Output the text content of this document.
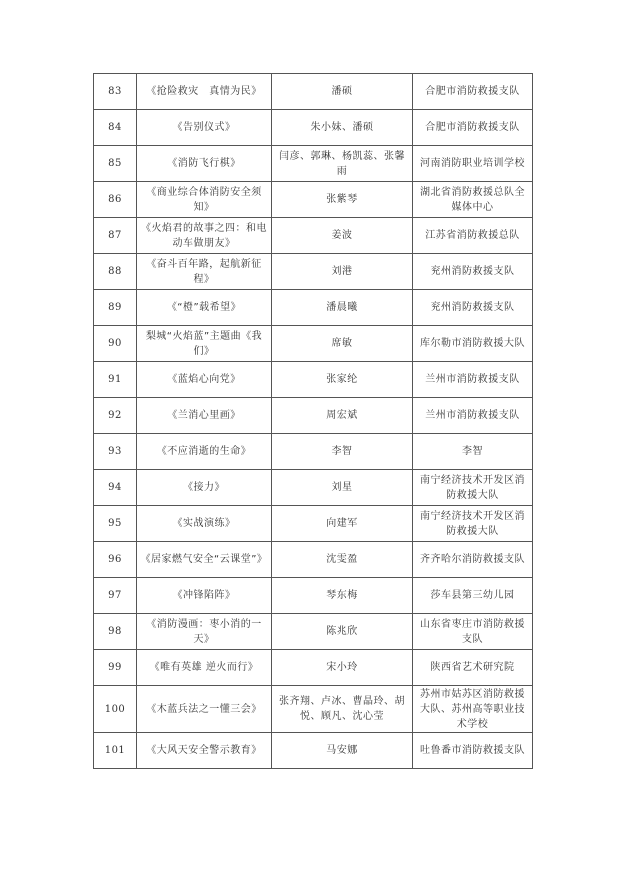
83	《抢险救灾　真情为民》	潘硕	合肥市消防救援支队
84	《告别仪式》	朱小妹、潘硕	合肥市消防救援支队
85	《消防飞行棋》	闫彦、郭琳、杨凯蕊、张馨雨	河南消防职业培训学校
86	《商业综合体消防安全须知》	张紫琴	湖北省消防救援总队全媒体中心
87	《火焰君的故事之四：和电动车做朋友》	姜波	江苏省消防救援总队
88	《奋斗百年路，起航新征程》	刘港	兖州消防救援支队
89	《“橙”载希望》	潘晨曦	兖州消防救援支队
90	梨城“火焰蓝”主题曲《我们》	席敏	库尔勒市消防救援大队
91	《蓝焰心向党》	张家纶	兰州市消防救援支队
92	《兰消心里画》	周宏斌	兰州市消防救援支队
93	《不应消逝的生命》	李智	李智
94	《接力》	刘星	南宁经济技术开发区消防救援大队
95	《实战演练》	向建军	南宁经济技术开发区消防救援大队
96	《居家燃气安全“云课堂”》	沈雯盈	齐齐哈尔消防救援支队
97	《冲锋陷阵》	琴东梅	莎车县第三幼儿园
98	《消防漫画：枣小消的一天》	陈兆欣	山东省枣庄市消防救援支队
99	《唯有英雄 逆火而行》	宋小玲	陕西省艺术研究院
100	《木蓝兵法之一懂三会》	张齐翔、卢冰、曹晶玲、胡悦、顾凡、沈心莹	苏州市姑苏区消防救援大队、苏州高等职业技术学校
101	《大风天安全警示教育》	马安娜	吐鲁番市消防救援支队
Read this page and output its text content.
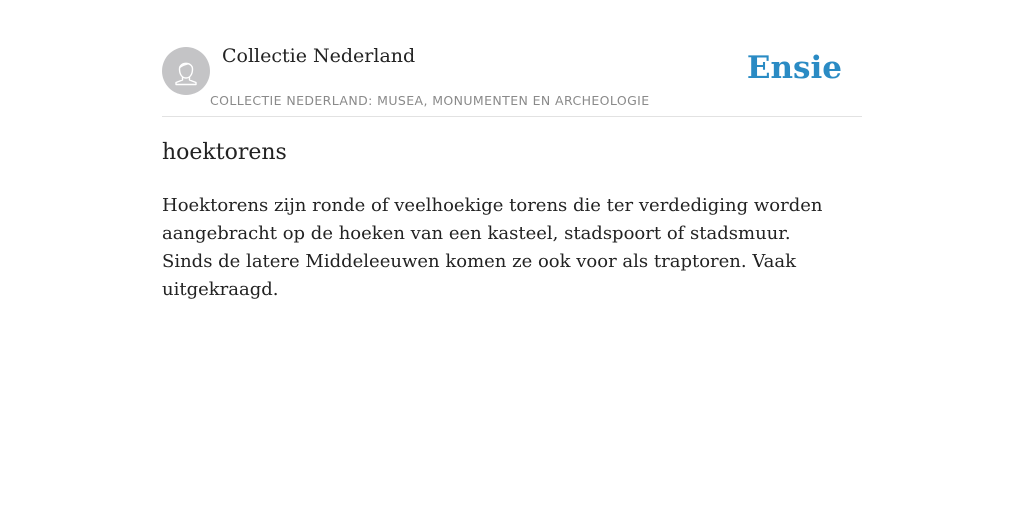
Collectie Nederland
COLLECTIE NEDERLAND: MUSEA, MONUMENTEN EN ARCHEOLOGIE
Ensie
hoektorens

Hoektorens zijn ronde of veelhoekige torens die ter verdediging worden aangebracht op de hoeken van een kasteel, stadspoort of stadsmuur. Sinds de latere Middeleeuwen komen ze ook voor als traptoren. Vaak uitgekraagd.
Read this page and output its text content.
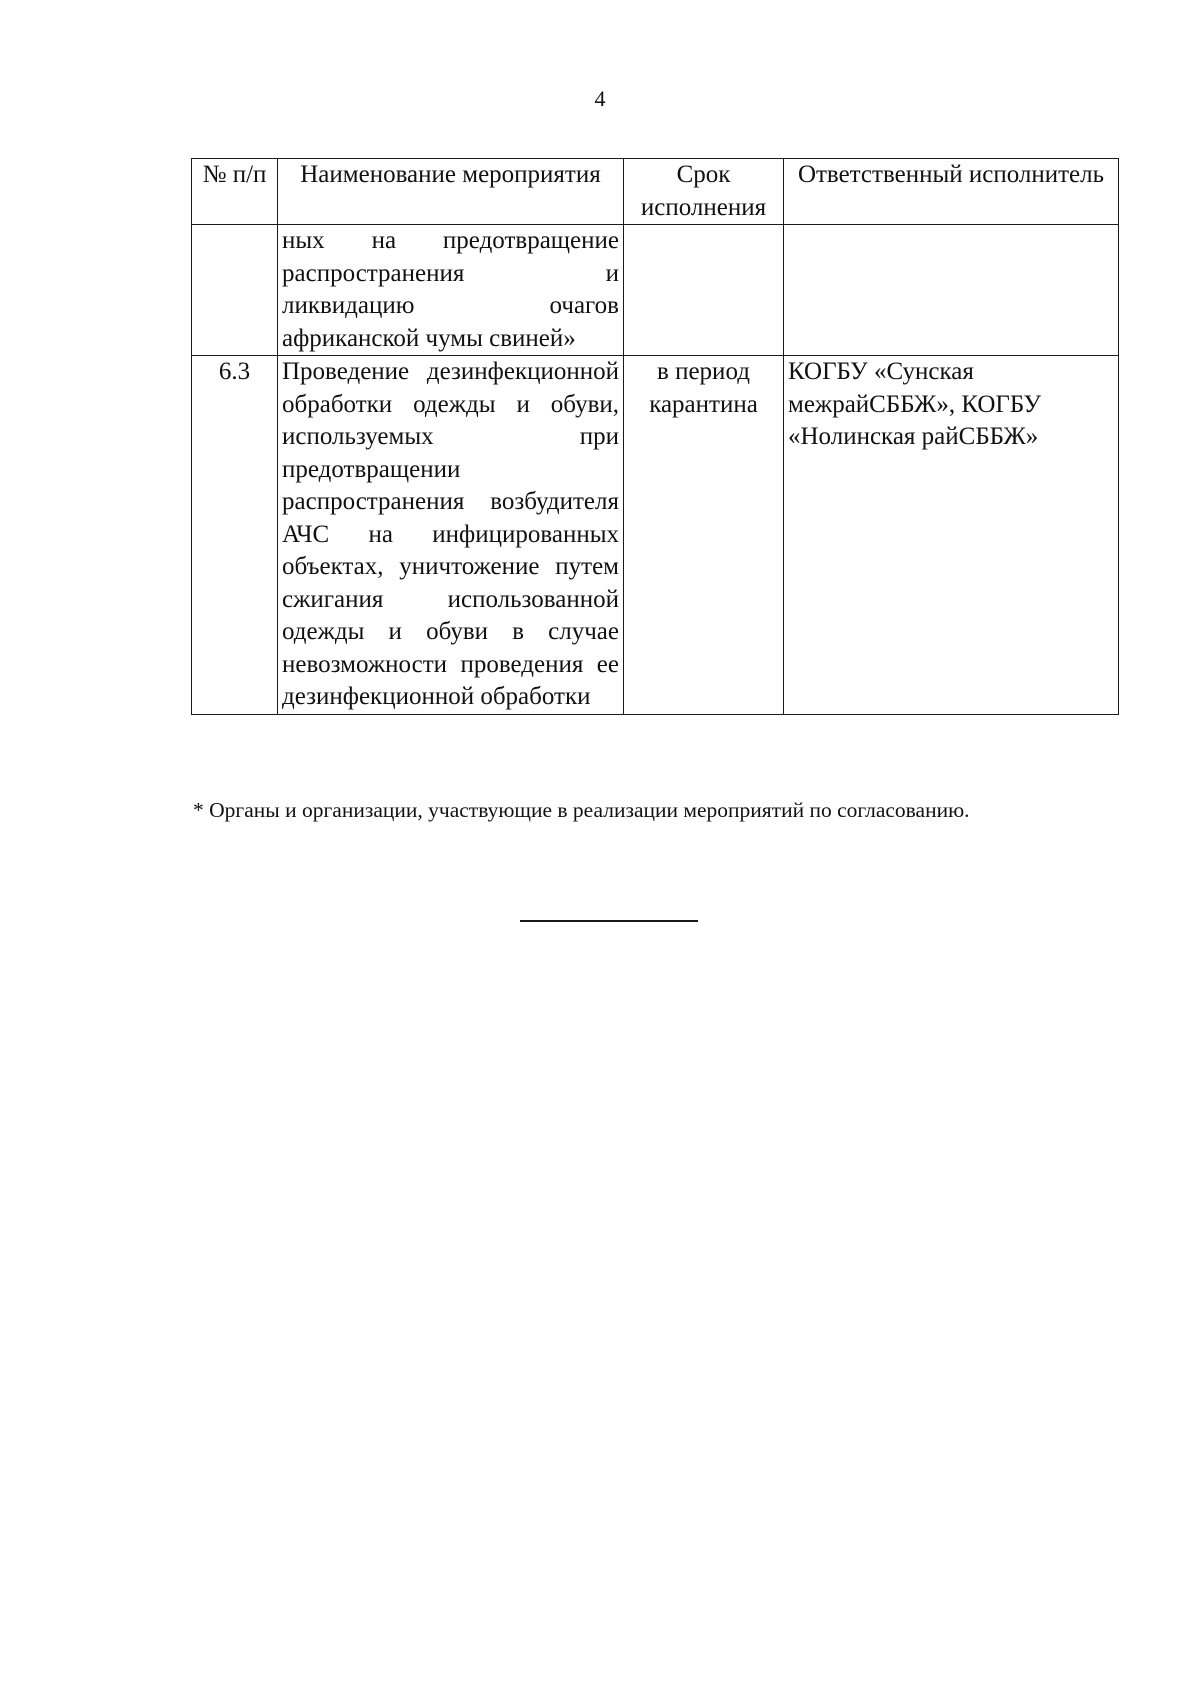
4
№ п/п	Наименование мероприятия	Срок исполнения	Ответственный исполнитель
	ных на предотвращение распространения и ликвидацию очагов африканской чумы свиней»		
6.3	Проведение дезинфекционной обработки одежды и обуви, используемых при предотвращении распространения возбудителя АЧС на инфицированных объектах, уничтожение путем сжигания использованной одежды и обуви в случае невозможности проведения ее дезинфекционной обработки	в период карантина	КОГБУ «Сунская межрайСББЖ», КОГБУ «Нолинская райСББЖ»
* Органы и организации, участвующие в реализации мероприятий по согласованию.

Task details: Gather all lines from the listing above in which "南宁经济技术开发区消防救援大队" occurs.

Result of this task:
94	《接力》	刘星	南宁经济技术开发区消防救援大队
95	《实战演练》	向建军	南宁经济技术开发区消防救援大队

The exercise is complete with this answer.